- _Material for the task_:

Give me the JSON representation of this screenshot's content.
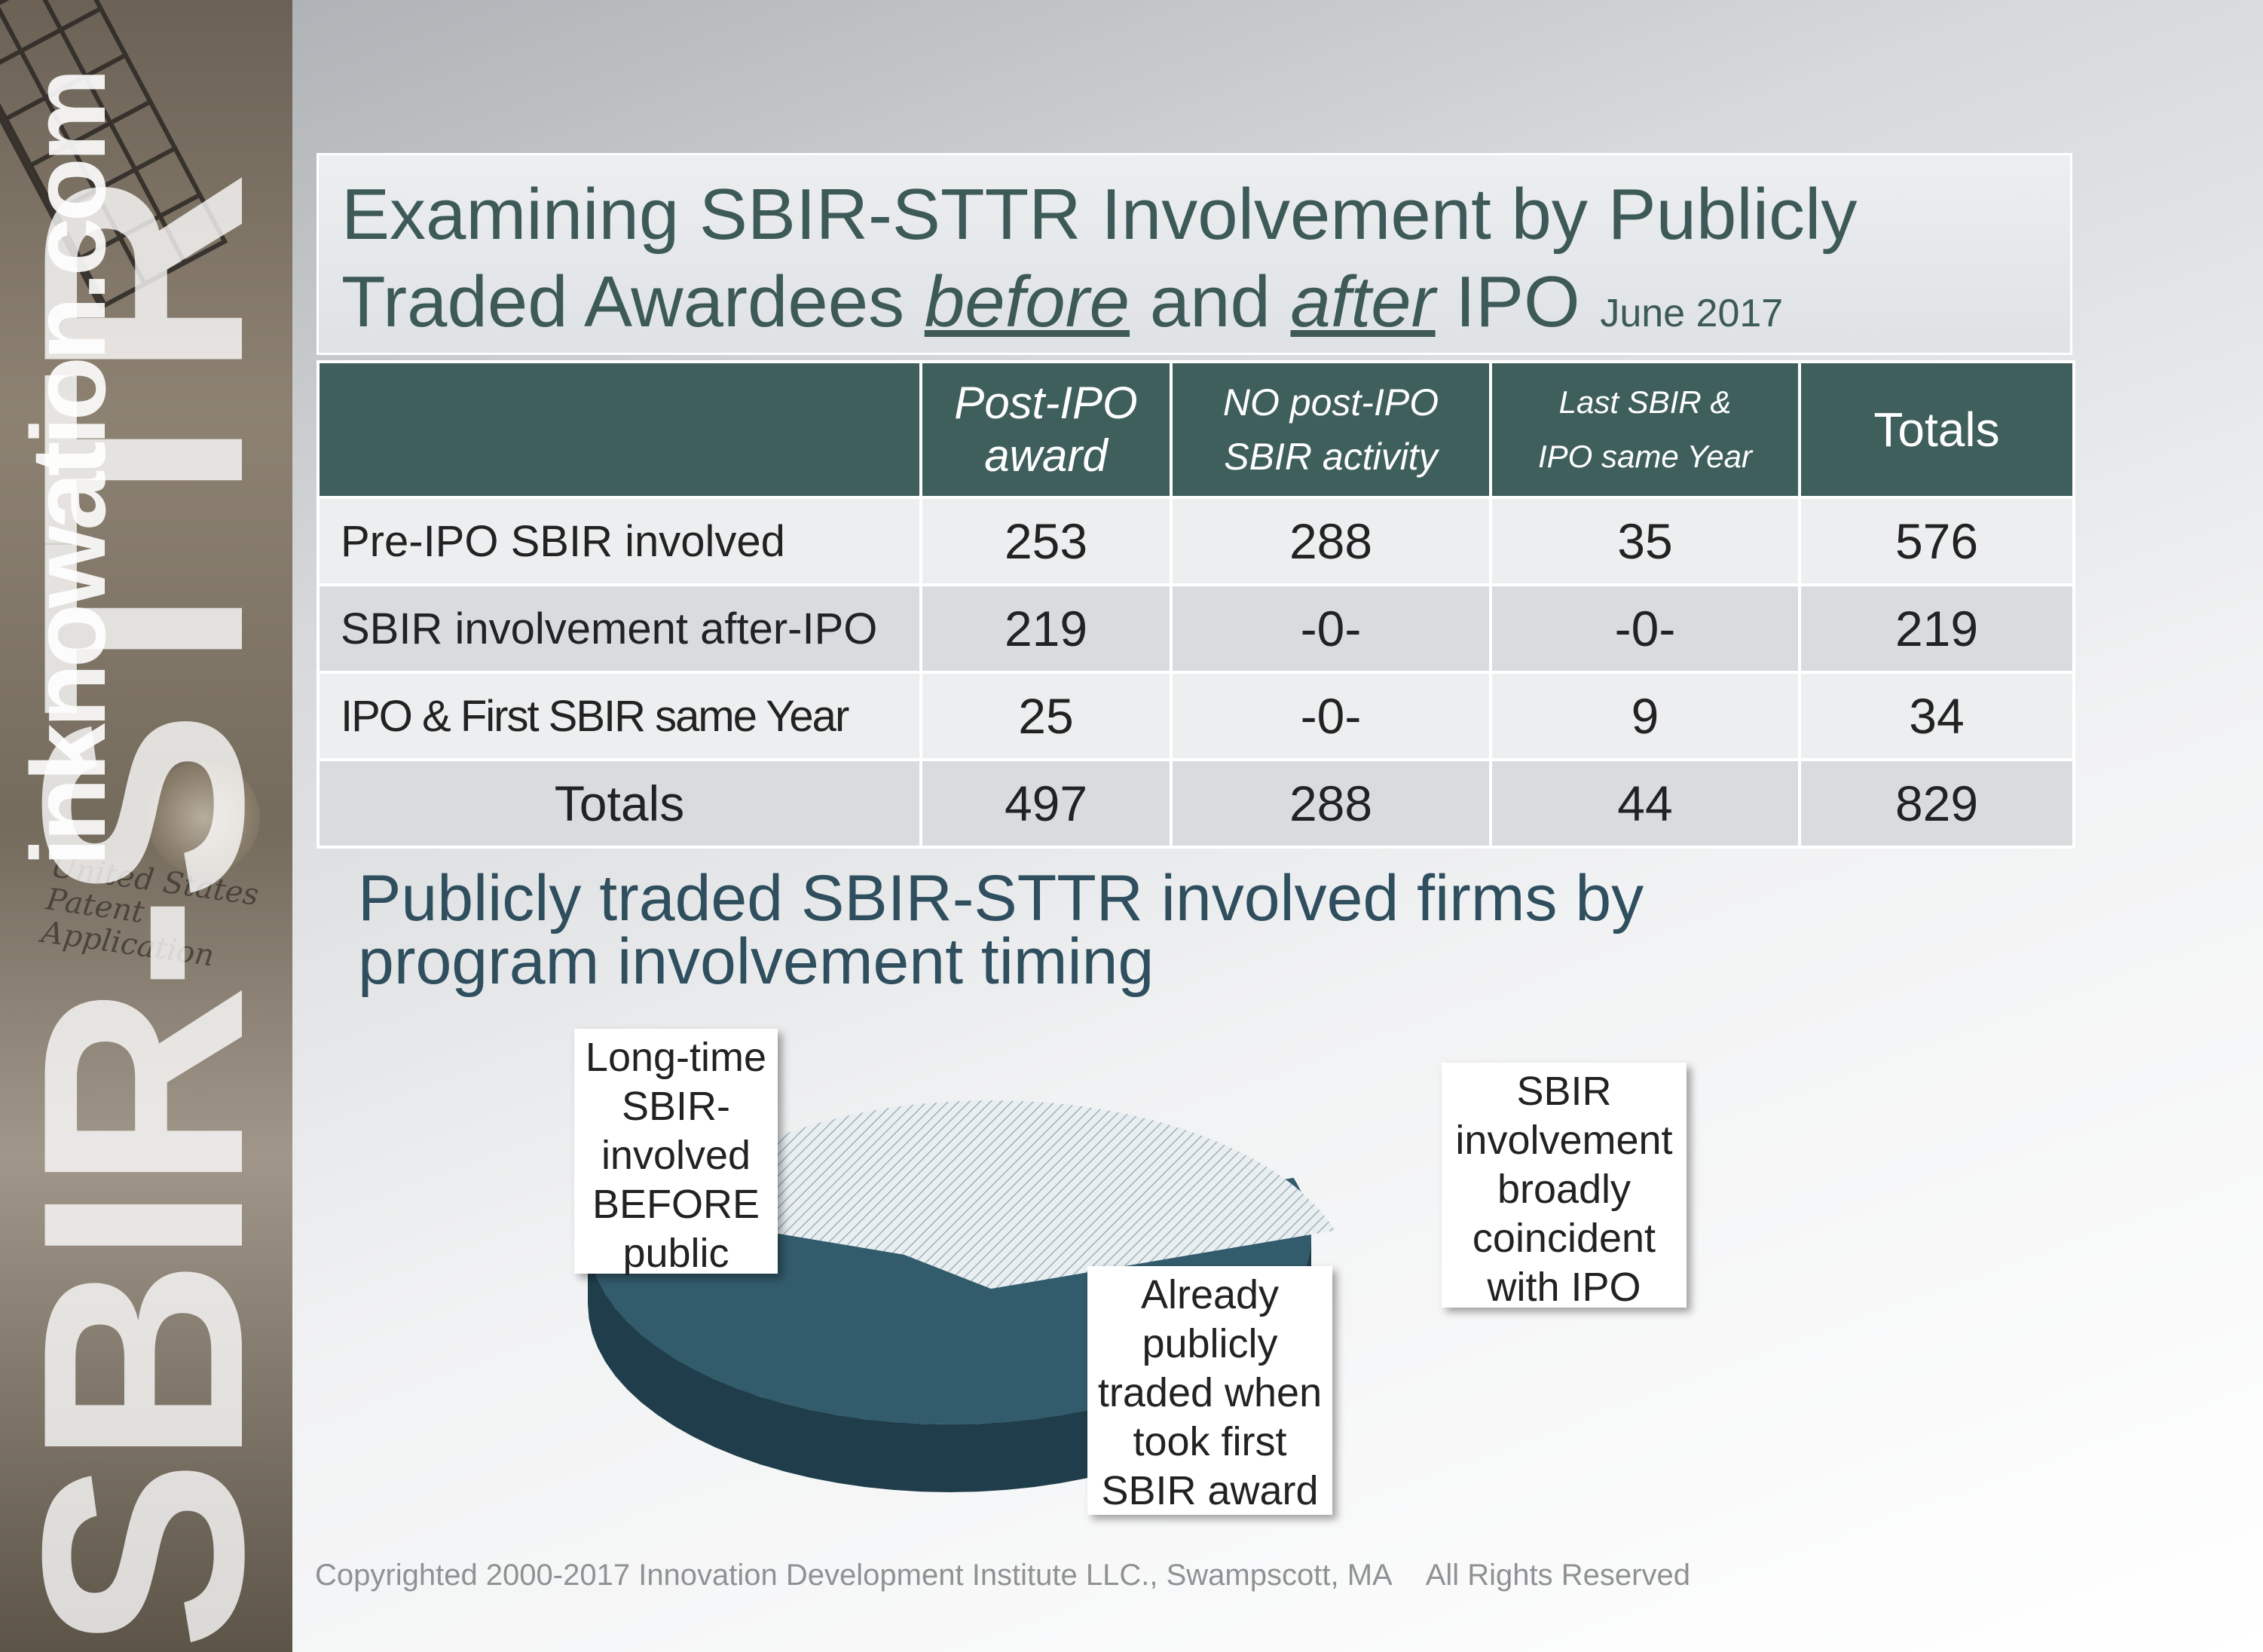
{
  "sidebar": {
    "brand_main": "SBIR-STTR",
    "brand_sub": "inknowation.com",
    "patent_line1": "United States",
    "patent_line2": "Patent Application"
  },
  "title": {
    "line1": "Examining SBIR-STTR Involvement by Publicly",
    "line2_part1": "Traded Awardees ",
    "before": "before",
    "line2_part2": " and ",
    "after": "after",
    "line2_part3": " IPO ",
    "date": "June 2017"
  },
  "table": {
    "headers": [
      {
        "line1": "",
        "line2": ""
      },
      {
        "line1": "Post-IPO",
        "line2": "award"
      },
      {
        "line1": "NO post-IPO",
        "line2": "SBIR activity"
      },
      {
        "line1": "Last SBIR &",
        "line2": "IPO same Year"
      },
      {
        "line1": "Totals",
        "line2": ""
      }
    ],
    "rows": [
      {
        "label": "Pre-IPO SBIR involved",
        "cells": [
          "253",
          "288",
          "35",
          "576"
        ]
      },
      {
        "label": "SBIR involvement after-IPO",
        "cells": [
          "219",
          "-0-",
          "-0-",
          "219"
        ]
      },
      {
        "label": "IPO & First SBIR same Year",
        "cells": [
          "25",
          "-0-",
          "9",
          "34"
        ]
      },
      {
        "label": "Totals",
        "cells": [
          "497",
          "288",
          "44",
          "829"
        ]
      }
    ]
  },
  "chart_data": {
    "type": "pie",
    "title": "Publicly traded SBIR-STTR involved firms by program involvement timing",
    "slices": [
      {
        "label": "Long-time SBIR-involved BEFORE public",
        "value": 497,
        "color": "#325b6b"
      },
      {
        "label": "SBIR involvement broadly coincident with IPO",
        "value": 44,
        "color": "#dfe6ea"
      },
      {
        "label": "Already publicly traded when took first SBIR award",
        "value": 288,
        "color": "#e7ecef"
      }
    ],
    "callouts": {
      "c1": [
        "Long-time",
        "SBIR-",
        "involved",
        "BEFORE",
        "public"
      ],
      "c2": [
        "SBIR",
        "involvement",
        "broadly",
        "coincident",
        "with IPO"
      ],
      "c3": [
        "Already",
        "publicly",
        "traded when",
        "took first",
        "SBIR award"
      ]
    }
  },
  "footer": {
    "copyright": "Copyrighted 2000-2017 Innovation Development Institute LLC., Swampscott, MA",
    "rights": "All Rights Reserved"
  }
}
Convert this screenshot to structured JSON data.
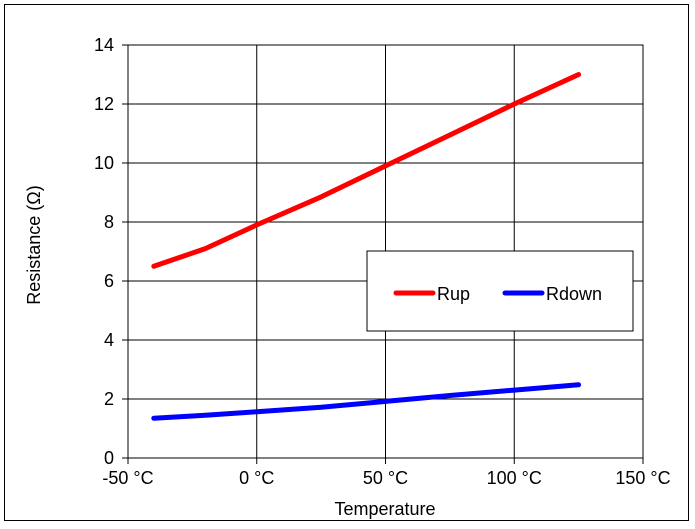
{
  "chart_data": {
    "type": "line",
    "title": "",
    "xlabel": "Temperature",
    "ylabel": "Resistance (Ω)",
    "xlim": [
      -50,
      150
    ],
    "ylim": [
      0,
      14
    ],
    "x_ticks": [
      -50,
      0,
      50,
      100,
      150
    ],
    "x_tick_labels": [
      "-50 °C",
      "0 °C",
      "50 °C",
      "100 °C",
      "150 °C"
    ],
    "y_ticks": [
      0,
      2,
      4,
      6,
      8,
      10,
      12,
      14
    ],
    "y_tick_labels": [
      "0",
      "2",
      "4",
      "6",
      "8",
      "10",
      "12",
      "14"
    ],
    "grid": true,
    "legend_position": "center-right",
    "series": [
      {
        "name": "Rup",
        "color": "#ff0000",
        "points": [
          {
            "x": -40,
            "y": 6.5
          },
          {
            "x": -20,
            "y": 7.1
          },
          {
            "x": 0,
            "y": 7.9
          },
          {
            "x": 25,
            "y": 8.85
          },
          {
            "x": 50,
            "y": 9.9
          },
          {
            "x": 75,
            "y": 10.95
          },
          {
            "x": 100,
            "y": 12.0
          },
          {
            "x": 125,
            "y": 13.0
          }
        ]
      },
      {
        "name": "Rdown",
        "color": "#0000ff",
        "points": [
          {
            "x": -40,
            "y": 1.35
          },
          {
            "x": -20,
            "y": 1.45
          },
          {
            "x": 0,
            "y": 1.57
          },
          {
            "x": 25,
            "y": 1.72
          },
          {
            "x": 50,
            "y": 1.92
          },
          {
            "x": 75,
            "y": 2.12
          },
          {
            "x": 100,
            "y": 2.3
          },
          {
            "x": 125,
            "y": 2.48
          }
        ]
      }
    ]
  }
}
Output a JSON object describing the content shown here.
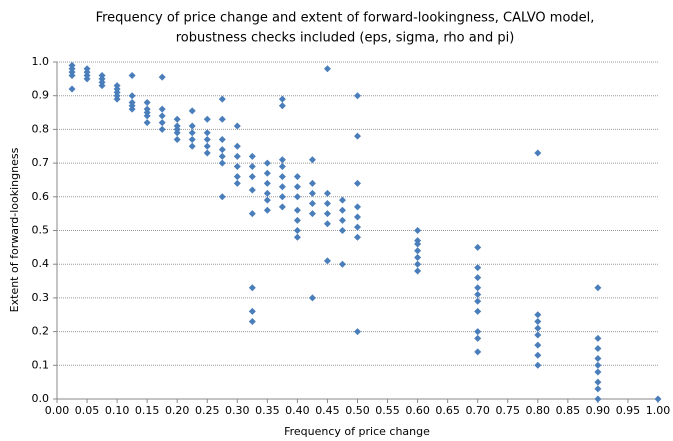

- _Work to be completed_:
Which lines in the data above contain "color"? Show each one.

- _Task output_:
        "color": "#325b6b"
        "color": "#dfe6ea"
        "color": "#e7ecef"
        "color": "#ff0000",
        "color": "#0000ff",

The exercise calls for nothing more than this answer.